** DATA UNDER STUDY follows **

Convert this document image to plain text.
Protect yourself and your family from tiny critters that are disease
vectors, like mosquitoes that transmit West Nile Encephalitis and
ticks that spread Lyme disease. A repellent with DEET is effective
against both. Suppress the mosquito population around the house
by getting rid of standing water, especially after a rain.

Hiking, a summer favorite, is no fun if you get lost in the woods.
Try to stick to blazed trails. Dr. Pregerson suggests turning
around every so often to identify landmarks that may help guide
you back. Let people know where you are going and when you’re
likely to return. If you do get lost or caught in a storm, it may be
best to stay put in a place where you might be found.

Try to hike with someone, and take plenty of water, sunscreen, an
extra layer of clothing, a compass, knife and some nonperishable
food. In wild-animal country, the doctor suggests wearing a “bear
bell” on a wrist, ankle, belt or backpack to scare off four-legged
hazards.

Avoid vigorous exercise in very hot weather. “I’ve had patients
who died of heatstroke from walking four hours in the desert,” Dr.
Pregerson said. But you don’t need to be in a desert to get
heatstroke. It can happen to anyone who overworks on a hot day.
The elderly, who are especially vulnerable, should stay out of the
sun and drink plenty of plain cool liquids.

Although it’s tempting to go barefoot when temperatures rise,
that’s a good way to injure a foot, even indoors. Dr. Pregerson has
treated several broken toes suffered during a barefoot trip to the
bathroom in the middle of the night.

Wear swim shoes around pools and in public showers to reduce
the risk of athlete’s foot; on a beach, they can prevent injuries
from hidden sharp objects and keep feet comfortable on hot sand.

** End of DATA UNDER STUDY **
** DATA UNDER STUDY follows **

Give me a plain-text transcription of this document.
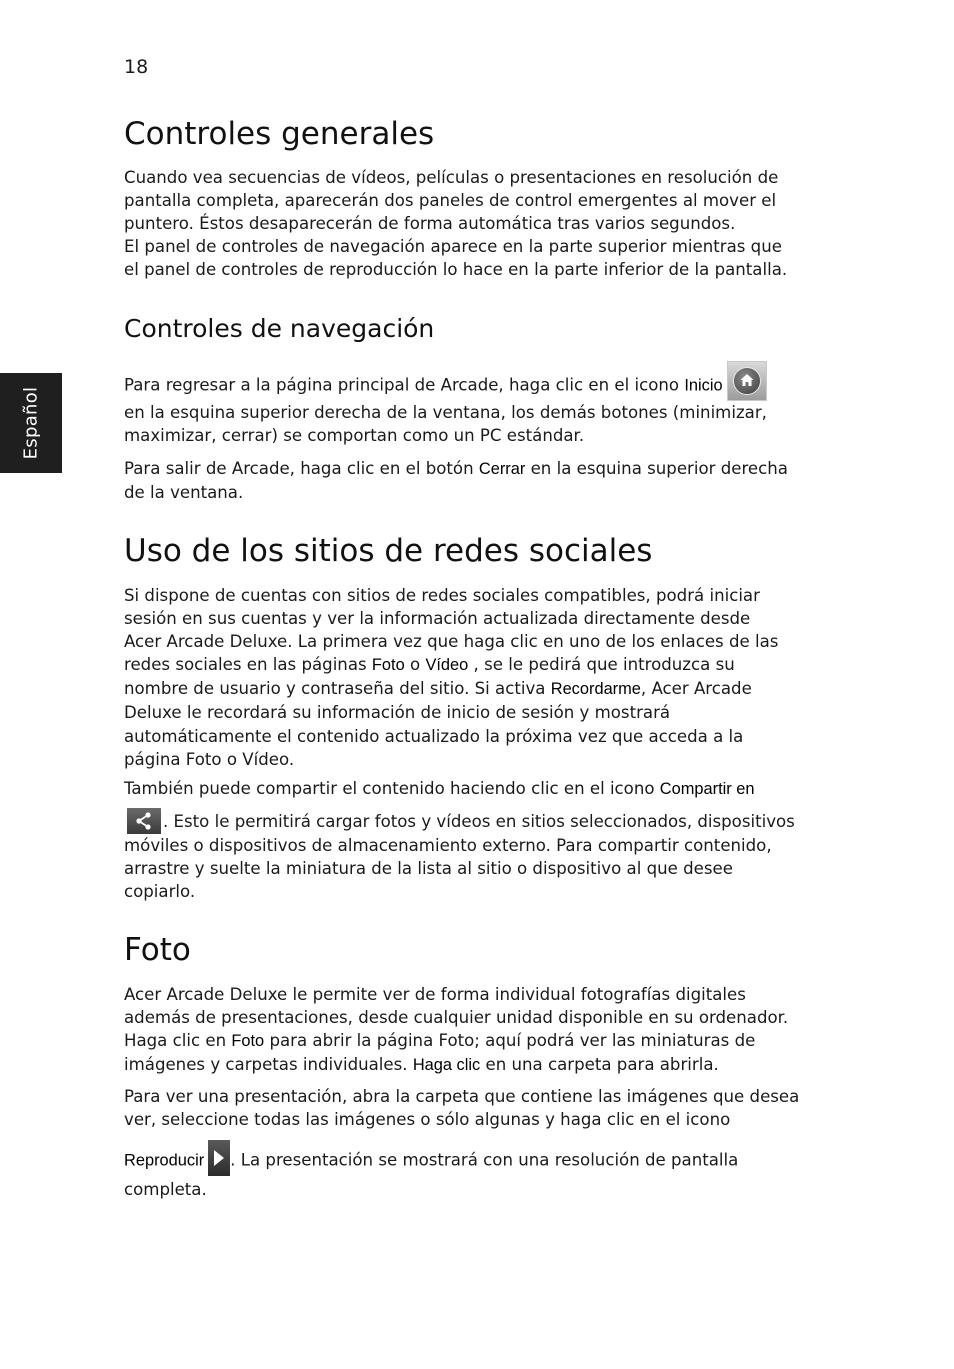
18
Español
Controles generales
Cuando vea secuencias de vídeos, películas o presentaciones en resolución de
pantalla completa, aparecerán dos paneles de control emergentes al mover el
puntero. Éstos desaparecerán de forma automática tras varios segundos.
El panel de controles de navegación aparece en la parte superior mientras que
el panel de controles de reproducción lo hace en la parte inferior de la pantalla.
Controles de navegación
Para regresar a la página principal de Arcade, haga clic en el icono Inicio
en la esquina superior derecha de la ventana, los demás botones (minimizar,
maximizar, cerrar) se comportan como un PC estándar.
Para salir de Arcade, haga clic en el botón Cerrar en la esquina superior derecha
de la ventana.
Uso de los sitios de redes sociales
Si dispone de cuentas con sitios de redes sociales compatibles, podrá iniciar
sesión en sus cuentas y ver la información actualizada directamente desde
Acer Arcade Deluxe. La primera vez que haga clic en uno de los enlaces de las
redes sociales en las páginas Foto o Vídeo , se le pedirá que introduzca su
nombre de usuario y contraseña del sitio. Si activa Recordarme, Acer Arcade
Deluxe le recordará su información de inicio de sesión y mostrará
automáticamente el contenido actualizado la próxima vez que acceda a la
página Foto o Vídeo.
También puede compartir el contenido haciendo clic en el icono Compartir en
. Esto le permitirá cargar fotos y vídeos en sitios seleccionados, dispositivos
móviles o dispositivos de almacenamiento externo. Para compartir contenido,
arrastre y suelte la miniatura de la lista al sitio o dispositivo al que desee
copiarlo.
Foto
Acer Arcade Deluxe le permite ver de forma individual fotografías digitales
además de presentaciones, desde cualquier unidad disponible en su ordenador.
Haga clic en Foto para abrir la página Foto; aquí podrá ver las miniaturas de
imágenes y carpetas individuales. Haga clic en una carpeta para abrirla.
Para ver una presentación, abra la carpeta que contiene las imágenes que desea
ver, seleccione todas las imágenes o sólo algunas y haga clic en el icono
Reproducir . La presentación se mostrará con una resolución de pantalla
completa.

** End of DATA UNDER STUDY **

- PROBLEM: Only lines holding the word "where" are wanted; list them all from the material.

- REPLY TO THE TASK:
you back. Let people know where you are going and when you’re
best to stay put in a place where you might be found.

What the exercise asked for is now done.